На 4 курсе в общежитии у меня его украли. Гумилев был у нас в большой не то что моде, в любви он у нас был. Мы его читали друг другу. Потом прошло какое-то время и на 4 курсе я уже в общем и не жалел, что у меня украли Гумилева. А у меня возникло такое ощущение, что это поэт для первокурсников, для старшеклассников, для провинциальных барышень. Вот какой-то он такой, с незатвердевшими костями. Не то что дурновкусием он страдал, а какой-то был такой немного лубочно, литературно, романтично примитивный. Что-то в нем было немножечко от пустого фантика, – на мой личный вкус, который никому не смею навязывать. Но эти стихи – это был не Блок. Нет. Разный удельный вес. Разная плотность. Разная твердость. Просто разного класса были эти поэты.

…Итак, наступила перестройка, и в конце 80-х потащили все то, что было запрещено. И среди прочего, конечно, сняли запрет с Гумилева и опубликовали его фотографии, его биографию и его стихи. И все стали читать и любить Гумилева. И некоторым образом немножко подзабыли Блока. Вы понимаете, проблема вытеснения в искусстве на самом деле существует. И благие высказывания типа: «В литературе хватит места всем» – нет, не хватит. Боливар, я повторяю, двоих не тащит.

…Давным-давно, в одной книге несколько подросткового характера, типа не то «Библиотечка солдата и матроса», не то «Рассказы об отважных людях», я прочитал сценку, которая совершенно запала в память. Это. Немолодой майор, а может быть уже даже полковник, милиции с усталыми, добрыми, умными глазами, беседует со своим ровесником – уголовником, которого он многократно ловил, сажал, пытался наставить на пусть истинный. Ну, вот теперь этот уголовник почти что завязал, но так или иначе сегодня он на свободе с чистой совестью. И дружески беседует со своим наставником-милиционером. А по профессии он «щипач», то есть он карманник. И милиционер, старый офицер, интересуется, что как это он так может – у людей, когда… люди, неужели не следят?.. Вот чего он не понимает.

А уголовник ему говорит: «Ну Федор Сергеевич, вот смотрите. Есть, понимаете, такая особенность у человека – что внимание человека может фиксировать в одно и то же время не больше четырех предметов. И вот, значит, выбираешь там, в трамвае, на тротуаре, какого-то человека, который идет. У него портфель, у него какой-то сверток, вот если еще там шляпа, очки, в кармане там что-то торчит. И вот его брать можно спокойно».

– Брось, это как?

+===+

▶ [Задание]
Ответьте по отрывку на вопросы:
(a) На каком курсе у автора в общежитии украли Гумилева?
(b) Когда, согласно отрывку, сняли запрет с Гумилева?
(c) Сколько предметов одновременно, по словам уголовника, может фиксировать внимание человека?

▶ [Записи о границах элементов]
+===+

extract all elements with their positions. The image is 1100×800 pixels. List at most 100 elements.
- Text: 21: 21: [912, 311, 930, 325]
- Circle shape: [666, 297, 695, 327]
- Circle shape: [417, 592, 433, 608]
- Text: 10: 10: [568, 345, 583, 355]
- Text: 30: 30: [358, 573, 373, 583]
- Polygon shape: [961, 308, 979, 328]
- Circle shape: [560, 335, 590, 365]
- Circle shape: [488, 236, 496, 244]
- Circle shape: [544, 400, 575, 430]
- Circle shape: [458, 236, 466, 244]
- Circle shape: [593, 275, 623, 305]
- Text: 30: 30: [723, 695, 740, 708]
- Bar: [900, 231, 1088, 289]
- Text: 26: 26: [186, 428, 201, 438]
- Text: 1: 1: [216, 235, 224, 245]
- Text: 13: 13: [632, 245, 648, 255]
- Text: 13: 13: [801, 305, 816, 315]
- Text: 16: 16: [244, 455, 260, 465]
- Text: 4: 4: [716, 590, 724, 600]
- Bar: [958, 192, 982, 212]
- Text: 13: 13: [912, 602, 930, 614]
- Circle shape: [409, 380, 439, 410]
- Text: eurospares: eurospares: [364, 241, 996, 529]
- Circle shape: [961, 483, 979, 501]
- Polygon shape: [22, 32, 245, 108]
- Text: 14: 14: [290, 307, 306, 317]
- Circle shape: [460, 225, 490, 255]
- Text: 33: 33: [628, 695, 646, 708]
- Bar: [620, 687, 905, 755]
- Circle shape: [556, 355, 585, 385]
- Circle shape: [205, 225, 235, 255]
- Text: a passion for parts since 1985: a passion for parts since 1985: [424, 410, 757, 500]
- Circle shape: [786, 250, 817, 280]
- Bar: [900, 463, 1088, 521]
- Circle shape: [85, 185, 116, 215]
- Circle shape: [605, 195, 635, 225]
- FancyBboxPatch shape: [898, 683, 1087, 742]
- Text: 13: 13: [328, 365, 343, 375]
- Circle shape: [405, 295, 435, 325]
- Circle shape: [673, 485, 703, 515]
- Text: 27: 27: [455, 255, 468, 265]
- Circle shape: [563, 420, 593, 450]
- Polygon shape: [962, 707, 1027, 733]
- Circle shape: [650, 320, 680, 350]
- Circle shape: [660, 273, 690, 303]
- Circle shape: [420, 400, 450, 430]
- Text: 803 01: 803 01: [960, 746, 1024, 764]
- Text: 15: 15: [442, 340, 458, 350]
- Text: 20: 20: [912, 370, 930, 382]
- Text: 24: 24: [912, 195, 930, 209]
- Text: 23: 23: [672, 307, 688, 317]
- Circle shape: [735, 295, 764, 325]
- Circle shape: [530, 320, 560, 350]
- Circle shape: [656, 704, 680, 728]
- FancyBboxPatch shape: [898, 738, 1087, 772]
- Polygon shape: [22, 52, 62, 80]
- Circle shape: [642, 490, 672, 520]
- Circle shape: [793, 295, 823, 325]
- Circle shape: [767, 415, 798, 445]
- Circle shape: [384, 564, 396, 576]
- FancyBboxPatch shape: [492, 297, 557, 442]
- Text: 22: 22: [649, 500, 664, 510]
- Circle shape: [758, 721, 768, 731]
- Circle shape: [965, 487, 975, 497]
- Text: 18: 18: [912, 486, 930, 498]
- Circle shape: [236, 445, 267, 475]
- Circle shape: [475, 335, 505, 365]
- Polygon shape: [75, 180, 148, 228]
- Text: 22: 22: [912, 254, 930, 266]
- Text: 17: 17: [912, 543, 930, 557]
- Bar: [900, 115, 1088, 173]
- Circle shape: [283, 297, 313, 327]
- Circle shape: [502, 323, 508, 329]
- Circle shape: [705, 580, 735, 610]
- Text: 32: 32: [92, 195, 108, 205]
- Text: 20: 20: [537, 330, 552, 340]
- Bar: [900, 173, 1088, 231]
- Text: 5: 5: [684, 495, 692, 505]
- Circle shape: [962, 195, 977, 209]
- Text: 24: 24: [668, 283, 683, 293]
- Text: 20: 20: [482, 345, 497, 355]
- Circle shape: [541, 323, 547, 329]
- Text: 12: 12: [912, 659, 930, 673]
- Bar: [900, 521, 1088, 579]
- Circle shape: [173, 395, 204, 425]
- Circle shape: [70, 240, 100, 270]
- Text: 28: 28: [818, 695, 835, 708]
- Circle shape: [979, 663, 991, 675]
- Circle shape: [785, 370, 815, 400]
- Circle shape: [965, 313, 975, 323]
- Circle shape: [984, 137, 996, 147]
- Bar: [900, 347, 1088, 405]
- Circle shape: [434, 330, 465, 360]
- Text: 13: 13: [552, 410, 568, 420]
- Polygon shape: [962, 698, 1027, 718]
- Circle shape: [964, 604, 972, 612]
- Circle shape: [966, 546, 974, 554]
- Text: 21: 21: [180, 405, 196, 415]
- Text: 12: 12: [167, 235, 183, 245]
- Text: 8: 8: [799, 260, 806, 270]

+===+

▶ [Решение задания]
(a) На 4 курсе.
(b) В конце 80-х, когда наступила перестройка.
(c) Не больше четырех.